>> begin ENTRIES

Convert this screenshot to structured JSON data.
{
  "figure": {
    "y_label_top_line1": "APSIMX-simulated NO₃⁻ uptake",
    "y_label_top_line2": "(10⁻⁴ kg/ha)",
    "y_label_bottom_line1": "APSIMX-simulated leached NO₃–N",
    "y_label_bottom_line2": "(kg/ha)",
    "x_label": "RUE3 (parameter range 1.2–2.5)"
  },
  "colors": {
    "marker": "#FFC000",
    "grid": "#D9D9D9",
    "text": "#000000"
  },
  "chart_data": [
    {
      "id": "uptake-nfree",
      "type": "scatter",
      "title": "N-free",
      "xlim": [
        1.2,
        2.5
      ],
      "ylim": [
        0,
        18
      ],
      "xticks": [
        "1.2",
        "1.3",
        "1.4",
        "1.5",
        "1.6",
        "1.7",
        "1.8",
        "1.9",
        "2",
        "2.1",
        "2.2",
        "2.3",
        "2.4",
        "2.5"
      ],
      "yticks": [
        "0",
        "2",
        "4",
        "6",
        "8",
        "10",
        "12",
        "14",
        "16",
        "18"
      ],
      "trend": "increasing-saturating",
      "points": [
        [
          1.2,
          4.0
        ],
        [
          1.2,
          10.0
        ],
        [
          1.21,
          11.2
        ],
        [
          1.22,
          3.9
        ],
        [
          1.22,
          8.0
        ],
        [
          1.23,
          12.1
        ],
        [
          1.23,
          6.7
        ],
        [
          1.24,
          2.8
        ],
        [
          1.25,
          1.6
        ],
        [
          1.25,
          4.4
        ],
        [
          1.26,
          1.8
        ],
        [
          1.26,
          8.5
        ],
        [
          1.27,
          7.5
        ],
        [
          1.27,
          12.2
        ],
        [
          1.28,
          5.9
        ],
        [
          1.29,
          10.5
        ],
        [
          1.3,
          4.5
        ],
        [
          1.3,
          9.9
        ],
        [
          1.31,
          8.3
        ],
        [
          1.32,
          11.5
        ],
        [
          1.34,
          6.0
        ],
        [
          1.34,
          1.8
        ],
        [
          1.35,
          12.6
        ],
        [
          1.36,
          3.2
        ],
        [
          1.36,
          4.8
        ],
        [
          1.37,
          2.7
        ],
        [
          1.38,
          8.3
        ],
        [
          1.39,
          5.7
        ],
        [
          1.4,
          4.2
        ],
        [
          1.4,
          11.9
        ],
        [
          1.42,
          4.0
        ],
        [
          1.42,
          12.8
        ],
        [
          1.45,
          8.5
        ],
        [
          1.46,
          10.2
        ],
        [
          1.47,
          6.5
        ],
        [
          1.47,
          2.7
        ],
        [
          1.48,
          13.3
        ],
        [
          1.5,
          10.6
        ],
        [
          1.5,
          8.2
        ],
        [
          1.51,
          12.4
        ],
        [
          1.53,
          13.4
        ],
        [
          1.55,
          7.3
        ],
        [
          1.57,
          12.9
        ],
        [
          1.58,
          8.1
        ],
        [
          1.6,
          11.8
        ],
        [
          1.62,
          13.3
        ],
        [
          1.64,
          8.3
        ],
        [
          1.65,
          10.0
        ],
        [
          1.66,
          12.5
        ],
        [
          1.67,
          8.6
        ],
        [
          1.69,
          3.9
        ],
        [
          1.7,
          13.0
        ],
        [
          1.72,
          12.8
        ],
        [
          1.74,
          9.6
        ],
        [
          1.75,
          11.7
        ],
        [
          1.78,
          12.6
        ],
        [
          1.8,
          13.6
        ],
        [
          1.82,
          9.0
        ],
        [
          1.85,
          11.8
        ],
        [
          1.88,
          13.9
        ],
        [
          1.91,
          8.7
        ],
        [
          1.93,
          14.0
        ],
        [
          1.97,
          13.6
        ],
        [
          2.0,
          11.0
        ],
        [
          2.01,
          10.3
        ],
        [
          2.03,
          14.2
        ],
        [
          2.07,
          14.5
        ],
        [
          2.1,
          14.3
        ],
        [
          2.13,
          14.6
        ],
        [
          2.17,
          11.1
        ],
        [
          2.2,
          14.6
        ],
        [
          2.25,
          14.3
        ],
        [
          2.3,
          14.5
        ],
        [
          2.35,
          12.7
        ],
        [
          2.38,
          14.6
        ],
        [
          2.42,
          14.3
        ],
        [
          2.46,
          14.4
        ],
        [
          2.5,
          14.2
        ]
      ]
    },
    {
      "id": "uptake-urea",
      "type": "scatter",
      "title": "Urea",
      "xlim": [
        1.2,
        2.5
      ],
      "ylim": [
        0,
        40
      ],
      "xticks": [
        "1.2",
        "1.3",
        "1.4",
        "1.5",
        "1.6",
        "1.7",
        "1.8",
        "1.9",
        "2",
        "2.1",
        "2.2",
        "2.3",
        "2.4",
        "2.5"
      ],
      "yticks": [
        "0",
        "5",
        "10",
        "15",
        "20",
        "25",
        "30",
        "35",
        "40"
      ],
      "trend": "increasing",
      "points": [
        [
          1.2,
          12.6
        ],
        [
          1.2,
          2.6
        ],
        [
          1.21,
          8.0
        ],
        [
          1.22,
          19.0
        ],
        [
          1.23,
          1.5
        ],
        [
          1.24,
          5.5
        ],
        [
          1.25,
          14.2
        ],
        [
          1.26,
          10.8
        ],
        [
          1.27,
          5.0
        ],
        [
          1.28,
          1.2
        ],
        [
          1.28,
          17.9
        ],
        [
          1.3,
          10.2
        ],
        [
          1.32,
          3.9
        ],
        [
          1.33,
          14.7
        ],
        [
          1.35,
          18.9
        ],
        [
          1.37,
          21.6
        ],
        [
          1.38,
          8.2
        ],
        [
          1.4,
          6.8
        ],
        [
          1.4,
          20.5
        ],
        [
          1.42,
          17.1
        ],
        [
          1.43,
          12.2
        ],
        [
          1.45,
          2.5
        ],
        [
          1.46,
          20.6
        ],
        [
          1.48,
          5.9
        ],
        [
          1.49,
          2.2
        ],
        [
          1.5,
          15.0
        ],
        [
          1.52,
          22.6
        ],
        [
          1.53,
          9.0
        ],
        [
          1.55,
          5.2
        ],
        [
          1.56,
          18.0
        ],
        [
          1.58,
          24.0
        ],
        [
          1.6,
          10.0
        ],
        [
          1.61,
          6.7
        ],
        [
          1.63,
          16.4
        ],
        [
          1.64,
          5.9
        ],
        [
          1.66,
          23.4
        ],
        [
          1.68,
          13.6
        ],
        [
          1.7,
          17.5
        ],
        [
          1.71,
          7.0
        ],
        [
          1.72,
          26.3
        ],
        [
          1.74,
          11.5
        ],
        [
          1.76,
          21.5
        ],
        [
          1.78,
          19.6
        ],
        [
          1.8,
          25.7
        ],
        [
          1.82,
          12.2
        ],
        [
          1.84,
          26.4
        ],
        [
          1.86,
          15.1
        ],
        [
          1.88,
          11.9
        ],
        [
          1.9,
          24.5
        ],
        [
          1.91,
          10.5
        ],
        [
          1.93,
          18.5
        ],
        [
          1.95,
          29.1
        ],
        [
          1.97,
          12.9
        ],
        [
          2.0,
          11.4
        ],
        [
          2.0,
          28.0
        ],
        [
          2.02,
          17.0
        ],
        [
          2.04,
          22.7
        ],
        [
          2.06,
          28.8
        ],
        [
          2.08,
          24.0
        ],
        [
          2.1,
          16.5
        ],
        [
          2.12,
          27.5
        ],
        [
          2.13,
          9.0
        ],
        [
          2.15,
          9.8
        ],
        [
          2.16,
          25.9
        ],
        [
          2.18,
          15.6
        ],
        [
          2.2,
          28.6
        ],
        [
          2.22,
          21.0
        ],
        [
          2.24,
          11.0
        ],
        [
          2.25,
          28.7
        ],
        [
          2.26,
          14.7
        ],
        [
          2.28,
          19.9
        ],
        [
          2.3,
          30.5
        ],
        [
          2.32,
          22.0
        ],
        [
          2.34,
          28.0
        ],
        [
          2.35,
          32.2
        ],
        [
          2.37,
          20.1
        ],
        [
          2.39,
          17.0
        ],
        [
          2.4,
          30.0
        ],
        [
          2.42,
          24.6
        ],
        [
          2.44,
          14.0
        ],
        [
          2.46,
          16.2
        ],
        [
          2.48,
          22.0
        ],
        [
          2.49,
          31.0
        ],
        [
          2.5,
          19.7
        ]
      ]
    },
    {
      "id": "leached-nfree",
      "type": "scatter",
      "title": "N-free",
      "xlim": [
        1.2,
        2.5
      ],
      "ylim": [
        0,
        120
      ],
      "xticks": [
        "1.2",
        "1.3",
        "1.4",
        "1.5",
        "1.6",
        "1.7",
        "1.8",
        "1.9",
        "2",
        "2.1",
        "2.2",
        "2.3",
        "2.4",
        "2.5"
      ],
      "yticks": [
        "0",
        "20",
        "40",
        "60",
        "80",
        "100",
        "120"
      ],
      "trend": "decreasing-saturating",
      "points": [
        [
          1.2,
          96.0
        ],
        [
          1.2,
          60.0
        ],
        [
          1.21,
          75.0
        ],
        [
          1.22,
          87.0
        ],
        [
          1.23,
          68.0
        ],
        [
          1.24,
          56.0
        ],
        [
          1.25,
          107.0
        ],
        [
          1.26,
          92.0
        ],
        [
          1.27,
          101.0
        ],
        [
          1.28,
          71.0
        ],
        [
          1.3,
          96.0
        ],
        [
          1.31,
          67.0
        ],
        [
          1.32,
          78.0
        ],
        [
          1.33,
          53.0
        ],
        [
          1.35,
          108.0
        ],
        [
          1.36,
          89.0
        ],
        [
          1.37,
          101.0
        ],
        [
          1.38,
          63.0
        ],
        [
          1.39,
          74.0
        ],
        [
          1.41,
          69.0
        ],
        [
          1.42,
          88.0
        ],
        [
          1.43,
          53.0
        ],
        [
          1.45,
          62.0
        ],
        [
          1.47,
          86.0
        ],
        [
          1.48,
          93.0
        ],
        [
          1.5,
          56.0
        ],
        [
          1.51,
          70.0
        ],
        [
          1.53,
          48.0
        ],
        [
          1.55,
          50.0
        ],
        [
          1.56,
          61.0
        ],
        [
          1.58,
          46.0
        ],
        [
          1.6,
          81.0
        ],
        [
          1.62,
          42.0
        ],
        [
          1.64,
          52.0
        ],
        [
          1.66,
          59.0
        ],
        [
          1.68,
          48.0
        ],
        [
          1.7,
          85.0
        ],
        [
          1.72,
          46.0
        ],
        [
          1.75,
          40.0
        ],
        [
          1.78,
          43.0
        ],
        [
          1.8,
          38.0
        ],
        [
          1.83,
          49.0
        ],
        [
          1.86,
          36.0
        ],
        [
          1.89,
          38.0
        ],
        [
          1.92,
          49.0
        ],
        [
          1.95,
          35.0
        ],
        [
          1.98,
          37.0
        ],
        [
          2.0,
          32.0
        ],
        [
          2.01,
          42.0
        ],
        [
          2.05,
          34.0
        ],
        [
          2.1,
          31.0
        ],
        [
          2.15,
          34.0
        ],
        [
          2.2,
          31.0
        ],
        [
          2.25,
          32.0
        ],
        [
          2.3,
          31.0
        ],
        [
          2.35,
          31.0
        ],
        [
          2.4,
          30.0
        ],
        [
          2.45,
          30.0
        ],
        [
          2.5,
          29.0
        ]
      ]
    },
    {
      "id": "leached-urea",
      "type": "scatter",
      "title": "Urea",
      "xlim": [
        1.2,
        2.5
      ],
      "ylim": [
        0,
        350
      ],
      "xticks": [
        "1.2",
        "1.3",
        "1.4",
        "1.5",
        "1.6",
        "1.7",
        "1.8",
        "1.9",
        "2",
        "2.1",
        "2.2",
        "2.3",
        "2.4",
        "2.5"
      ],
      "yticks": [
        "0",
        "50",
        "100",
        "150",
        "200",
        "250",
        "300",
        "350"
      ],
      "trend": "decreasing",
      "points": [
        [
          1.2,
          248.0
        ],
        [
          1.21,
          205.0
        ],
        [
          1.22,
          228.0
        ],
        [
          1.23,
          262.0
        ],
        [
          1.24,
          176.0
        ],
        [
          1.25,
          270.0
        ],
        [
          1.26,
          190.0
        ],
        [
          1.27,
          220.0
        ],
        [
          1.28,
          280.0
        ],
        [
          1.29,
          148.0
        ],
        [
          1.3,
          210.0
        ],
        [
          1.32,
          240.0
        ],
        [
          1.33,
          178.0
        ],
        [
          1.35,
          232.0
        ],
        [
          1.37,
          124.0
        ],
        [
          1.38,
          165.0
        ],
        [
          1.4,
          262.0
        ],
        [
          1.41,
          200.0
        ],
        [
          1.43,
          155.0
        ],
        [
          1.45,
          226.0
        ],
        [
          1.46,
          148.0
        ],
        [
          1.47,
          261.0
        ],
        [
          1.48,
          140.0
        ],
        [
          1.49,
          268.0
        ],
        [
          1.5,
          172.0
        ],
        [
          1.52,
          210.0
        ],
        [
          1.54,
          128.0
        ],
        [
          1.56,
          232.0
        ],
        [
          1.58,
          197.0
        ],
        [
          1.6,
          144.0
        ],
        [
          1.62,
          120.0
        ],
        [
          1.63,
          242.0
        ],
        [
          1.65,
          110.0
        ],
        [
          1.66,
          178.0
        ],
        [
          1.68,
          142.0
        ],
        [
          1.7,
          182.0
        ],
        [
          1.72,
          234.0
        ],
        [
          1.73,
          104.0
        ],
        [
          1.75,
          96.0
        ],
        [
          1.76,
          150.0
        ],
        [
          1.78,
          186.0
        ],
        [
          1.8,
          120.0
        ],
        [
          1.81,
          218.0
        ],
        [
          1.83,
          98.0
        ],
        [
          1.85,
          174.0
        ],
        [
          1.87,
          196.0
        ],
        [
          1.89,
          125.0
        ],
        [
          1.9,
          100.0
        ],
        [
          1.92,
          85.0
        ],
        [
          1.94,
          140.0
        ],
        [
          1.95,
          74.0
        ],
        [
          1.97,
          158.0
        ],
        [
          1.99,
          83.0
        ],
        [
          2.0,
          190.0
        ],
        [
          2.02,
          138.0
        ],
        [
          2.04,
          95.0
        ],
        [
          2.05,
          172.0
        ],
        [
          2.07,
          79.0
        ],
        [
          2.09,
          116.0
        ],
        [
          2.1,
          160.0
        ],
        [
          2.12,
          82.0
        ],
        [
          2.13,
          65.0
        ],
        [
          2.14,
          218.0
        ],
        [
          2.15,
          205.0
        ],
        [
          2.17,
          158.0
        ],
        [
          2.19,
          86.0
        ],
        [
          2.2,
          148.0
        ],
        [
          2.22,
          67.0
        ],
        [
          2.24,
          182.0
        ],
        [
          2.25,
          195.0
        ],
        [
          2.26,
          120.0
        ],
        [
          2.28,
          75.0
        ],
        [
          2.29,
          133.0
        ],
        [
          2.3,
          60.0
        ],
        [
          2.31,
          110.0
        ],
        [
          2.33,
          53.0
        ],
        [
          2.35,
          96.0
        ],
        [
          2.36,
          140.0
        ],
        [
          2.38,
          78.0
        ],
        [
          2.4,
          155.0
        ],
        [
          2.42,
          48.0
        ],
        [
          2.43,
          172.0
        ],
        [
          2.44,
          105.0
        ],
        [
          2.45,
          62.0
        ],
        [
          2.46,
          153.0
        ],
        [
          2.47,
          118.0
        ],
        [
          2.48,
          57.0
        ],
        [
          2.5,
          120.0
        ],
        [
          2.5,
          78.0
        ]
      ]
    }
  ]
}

>> end ENTRIES

▶ [THE REQUEST]
Tell how many lines hold the string "saturating", giving the number and nothing else.

▶ [SOLUTION BELOW]
2